### What you have to do
Write every line of the material out exactly as shown.

### Records

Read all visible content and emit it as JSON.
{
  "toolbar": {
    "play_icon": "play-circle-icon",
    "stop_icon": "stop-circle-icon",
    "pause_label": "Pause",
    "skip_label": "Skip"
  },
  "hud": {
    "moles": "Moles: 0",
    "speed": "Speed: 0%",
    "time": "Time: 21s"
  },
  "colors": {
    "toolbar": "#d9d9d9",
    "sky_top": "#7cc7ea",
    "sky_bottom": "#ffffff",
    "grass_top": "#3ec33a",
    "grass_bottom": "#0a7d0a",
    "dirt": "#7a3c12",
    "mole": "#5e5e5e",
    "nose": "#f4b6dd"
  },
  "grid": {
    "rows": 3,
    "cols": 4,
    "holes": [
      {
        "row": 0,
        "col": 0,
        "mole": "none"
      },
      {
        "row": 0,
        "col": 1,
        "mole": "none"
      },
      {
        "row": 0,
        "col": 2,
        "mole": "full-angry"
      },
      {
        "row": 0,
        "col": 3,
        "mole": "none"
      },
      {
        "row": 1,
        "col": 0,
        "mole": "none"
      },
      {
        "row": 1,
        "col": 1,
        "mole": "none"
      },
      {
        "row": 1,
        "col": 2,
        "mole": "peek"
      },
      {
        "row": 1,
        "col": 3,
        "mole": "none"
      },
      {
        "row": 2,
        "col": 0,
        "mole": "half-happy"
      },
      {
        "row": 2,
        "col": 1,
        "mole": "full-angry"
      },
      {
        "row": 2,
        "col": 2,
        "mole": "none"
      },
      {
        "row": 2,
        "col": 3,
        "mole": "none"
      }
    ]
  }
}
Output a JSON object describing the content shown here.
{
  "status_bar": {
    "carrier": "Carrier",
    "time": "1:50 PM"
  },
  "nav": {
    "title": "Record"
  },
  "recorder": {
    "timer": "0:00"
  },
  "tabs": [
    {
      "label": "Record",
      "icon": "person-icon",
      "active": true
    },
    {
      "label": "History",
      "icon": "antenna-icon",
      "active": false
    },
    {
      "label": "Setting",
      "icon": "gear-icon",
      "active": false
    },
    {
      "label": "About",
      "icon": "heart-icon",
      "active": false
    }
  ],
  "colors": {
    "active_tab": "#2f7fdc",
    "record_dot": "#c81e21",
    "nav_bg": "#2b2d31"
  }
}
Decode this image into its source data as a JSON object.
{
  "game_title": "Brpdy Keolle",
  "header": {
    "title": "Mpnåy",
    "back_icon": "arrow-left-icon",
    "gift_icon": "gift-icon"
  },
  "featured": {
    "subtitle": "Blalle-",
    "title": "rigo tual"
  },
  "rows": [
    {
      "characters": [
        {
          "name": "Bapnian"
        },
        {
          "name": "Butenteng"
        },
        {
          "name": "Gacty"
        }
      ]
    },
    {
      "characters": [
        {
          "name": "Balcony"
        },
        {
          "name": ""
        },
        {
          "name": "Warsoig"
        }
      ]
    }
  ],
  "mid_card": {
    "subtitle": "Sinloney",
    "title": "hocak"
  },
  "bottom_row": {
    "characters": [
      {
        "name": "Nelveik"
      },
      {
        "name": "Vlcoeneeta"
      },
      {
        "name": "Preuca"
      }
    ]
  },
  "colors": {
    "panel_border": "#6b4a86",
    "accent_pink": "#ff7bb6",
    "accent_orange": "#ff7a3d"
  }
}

### Solution for this problem
Read all visible content and emit it as JSON.
{
  "toolbar": {
    "play_icon": "play-circle-icon",
    "stop_icon": "stop-circle-icon",
    "pause_label": "Pause",
    "skip_label": "Skip"
  },
  "hud": {
    "moles": "Moles: 0",
    "speed": "Speed: 0%",
    "time": "Time: 21s"
  },
  "colors": {
    "toolbar": "#d9d9d9",
    "sky_top": "#7cc7ea",
    "sky_bottom": "#ffffff",
    "grass_top": "#3ec33a",
    "grass_bottom": "#0a7d0a",
    "dirt": "#7a3c12",
    "mole": "#5e5e5e",
    "nose": "#f4b6dd"
  },
  "grid": {
    "rows": 3,
    "cols": 4,
    "holes": [
      {
        "row": 0,
        "col": 0,
        "mole": "none"
      },
      {
        "row": 0,
        "col": 1,
        "mole": "none"
      },
      {
        "row": 0,
        "col": 2,
        "mole": "full-angry"
      },
      {
        "row": 0,
        "col": 3,
        "mole": "none"
      },
      {
        "row": 1,
        "col": 0,
        "mole": "none"
      },
      {
        "row": 1,
        "col": 1,
        "mole": "none"
      },
      {
        "row": 1,
        "col": 2,
        "mole": "peek"
      },
      {
        "row": 1,
        "col": 3,
        "mole": "none"
      },
      {
        "row": 2,
        "col": 0,
        "mole": "half-happy"
      },
      {
        "row": 2,
        "col": 1,
        "mole": "full-angry"
      },
      {
        "row": 2,
        "col": 2,
        "mole": "none"
      },
      {
        "row": 2,
        "col": 3,
        "mole": "none"
      }
    ]
  }
}
Output a JSON object describing the content shown here.
{
  "status_bar": {
    "carrier": "Carrier",
    "time": "1:50 PM"
  },
  "nav": {
    "title": "Record"
  },
  "recorder": {
    "timer": "0:00"
  },
  "tabs": [
    {
      "label": "Record",
      "icon": "person-icon",
      "active": true
    },
    {
      "label": "History",
      "icon": "antenna-icon",
      "active": false
    },
    {
      "label": "Setting",
      "icon": "gear-icon",
      "active": false
    },
    {
      "label": "About",
      "icon": "heart-icon",
      "active": false
    }
  ],
  "colors": {
    "active_tab": "#2f7fdc",
    "record_dot": "#c81e21",
    "nav_bg": "#2b2d31"
  }
}
Decode this image into its source data as a JSON object.
{
  "game_title": "Brpdy Keolle",
  "header": {
    "title": "Mpnåy",
    "back_icon": "arrow-left-icon",
    "gift_icon": "gift-icon"
  },
  "featured": {
    "subtitle": "Blalle-",
    "title": "rigo tual"
  },
  "rows": [
    {
      "characters": [
        {
          "name": "Bapnian"
        },
        {
          "name": "Butenteng"
        },
        {
          "name": "Gacty"
        }
      ]
    },
    {
      "characters": [
        {
          "name": "Balcony"
        },
        {
          "name": ""
        },
        {
          "name": "Warsoig"
        }
      ]
    }
  ],
  "mid_card": {
    "subtitle": "Sinloney",
    "title": "hocak"
  },
  "bottom_row": {
    "characters": [
      {
        "name": "Nelveik"
      },
      {
        "name": "Vlcoeneeta"
      },
      {
        "name": "Preuca"
      }
    ]
  },
  "colors": {
    "panel_border": "#6b4a86",
    "accent_pink": "#ff7bb6",
    "accent_orange": "#ff7a3d"
  }
}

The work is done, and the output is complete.